= PROMPT =
Copy every line of the data that contains the string "Sipil".

= PROVIDED INFORMATION =
# # #

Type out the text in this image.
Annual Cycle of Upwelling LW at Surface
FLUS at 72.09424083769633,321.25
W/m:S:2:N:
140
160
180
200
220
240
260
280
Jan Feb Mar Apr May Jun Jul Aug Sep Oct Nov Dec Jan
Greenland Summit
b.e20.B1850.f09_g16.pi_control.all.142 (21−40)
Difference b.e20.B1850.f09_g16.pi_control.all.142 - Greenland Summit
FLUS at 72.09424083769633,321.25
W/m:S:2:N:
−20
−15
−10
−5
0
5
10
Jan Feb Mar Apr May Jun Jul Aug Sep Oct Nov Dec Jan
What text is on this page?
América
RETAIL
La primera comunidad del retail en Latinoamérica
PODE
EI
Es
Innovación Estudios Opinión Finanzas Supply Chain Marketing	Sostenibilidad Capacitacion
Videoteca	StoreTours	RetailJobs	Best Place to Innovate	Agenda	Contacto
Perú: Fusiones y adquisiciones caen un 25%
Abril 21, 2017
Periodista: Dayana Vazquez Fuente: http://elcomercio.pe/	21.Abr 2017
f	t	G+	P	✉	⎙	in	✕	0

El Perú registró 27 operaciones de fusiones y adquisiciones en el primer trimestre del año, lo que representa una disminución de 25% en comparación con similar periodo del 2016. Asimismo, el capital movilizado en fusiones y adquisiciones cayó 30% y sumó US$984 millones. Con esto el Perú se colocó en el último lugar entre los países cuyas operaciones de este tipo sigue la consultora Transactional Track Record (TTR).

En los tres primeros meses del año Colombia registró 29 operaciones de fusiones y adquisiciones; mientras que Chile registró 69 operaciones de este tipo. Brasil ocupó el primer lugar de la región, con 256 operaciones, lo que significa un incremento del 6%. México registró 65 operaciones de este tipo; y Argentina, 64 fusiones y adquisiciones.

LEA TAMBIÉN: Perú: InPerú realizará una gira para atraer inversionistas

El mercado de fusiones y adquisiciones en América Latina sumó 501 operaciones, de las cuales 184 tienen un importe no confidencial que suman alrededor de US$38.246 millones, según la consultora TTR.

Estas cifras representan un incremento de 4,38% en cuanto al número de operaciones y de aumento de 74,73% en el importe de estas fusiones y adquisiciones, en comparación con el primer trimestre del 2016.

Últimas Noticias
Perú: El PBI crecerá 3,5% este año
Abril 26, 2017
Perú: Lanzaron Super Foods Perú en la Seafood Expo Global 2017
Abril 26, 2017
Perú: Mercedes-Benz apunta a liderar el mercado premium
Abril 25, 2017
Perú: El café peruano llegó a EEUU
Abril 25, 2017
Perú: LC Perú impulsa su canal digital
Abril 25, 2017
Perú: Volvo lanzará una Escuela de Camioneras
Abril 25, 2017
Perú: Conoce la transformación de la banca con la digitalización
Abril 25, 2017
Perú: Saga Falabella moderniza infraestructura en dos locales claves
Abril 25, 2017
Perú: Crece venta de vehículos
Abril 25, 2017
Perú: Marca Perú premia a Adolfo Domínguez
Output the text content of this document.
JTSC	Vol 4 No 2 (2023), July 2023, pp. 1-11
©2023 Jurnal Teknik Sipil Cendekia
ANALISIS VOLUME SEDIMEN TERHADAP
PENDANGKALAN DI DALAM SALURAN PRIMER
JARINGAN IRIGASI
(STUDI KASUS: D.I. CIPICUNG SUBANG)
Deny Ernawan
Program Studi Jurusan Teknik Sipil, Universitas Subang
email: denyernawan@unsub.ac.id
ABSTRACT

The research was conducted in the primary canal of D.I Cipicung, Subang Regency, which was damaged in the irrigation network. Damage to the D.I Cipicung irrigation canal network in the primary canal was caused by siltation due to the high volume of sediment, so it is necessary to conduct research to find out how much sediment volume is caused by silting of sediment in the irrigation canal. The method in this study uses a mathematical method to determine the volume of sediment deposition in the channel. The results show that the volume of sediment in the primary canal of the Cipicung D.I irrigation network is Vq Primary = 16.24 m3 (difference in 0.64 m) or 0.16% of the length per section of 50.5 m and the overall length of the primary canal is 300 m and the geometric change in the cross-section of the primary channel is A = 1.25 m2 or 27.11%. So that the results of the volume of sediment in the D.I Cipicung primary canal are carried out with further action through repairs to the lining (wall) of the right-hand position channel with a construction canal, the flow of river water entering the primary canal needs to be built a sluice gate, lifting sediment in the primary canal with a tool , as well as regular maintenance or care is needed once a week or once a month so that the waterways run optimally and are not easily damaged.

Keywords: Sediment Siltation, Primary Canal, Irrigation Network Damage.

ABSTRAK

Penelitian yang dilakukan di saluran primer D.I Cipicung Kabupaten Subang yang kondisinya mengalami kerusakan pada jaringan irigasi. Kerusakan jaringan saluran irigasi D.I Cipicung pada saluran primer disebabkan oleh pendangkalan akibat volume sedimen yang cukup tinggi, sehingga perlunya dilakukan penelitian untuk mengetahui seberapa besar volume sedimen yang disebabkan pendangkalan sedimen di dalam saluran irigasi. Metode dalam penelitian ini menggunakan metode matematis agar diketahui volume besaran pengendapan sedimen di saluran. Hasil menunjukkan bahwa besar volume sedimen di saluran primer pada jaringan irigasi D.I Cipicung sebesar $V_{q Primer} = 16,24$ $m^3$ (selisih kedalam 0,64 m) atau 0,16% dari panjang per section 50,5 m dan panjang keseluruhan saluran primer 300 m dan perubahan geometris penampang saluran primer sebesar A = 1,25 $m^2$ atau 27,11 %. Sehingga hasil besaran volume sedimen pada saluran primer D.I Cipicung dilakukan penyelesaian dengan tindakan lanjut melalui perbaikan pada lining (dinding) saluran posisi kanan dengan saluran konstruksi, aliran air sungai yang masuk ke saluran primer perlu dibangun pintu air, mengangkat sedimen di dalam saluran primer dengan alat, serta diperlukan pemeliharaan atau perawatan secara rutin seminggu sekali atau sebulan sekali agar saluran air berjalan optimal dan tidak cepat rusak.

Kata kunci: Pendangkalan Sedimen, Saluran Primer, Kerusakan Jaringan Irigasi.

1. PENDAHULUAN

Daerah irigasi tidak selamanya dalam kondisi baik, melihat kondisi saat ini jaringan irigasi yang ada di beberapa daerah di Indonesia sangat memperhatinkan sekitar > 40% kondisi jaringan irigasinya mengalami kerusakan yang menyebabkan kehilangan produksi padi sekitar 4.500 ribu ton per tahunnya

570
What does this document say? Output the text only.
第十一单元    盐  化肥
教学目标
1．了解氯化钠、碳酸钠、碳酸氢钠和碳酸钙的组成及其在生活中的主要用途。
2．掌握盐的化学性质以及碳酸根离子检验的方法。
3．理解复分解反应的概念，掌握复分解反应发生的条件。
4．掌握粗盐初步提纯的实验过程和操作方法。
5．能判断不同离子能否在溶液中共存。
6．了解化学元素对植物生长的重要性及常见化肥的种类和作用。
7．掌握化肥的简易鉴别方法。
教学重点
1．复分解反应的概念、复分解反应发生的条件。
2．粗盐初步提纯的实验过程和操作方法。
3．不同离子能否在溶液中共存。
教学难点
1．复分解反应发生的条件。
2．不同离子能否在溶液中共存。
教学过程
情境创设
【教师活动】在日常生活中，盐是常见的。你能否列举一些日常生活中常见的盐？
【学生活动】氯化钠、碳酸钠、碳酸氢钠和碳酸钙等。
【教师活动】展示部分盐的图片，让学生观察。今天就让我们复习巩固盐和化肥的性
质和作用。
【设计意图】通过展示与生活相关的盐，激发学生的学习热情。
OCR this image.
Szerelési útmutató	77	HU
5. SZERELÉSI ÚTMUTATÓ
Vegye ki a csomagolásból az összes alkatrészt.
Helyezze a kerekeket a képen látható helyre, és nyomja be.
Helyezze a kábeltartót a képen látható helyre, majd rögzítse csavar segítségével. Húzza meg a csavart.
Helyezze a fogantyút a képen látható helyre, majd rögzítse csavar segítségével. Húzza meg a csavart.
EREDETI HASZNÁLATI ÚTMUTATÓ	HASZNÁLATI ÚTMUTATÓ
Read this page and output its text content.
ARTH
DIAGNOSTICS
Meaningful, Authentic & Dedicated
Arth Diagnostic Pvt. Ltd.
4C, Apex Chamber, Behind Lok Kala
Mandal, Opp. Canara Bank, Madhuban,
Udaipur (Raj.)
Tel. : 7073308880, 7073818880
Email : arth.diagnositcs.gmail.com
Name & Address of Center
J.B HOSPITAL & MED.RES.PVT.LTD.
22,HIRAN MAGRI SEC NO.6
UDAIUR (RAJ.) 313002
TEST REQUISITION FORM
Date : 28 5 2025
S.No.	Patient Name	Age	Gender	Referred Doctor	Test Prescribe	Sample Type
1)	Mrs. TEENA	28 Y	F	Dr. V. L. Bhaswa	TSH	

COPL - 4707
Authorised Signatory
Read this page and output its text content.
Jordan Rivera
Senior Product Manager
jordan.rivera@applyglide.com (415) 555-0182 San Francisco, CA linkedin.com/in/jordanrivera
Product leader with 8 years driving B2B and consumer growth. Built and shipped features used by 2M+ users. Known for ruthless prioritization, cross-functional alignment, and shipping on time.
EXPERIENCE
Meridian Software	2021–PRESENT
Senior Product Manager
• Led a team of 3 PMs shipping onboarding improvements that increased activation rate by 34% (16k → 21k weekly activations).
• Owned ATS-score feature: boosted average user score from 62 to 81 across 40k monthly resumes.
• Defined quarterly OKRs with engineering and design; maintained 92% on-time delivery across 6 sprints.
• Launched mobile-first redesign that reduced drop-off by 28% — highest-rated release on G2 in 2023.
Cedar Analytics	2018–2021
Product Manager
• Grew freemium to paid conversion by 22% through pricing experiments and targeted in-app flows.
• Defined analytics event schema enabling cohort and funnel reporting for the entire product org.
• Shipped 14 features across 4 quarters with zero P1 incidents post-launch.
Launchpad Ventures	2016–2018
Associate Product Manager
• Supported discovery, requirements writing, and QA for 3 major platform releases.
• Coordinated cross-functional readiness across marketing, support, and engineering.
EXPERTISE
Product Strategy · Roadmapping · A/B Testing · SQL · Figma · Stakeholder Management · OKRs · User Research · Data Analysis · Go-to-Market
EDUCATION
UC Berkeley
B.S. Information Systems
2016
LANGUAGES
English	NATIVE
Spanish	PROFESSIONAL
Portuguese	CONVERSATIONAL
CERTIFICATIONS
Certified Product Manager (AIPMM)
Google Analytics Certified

# # #

= SOLVED EXERCISE =
©2023 Jurnal Teknik Sipil Cendekia
Program Studi Jurusan Teknik Sipil, Universitas Subang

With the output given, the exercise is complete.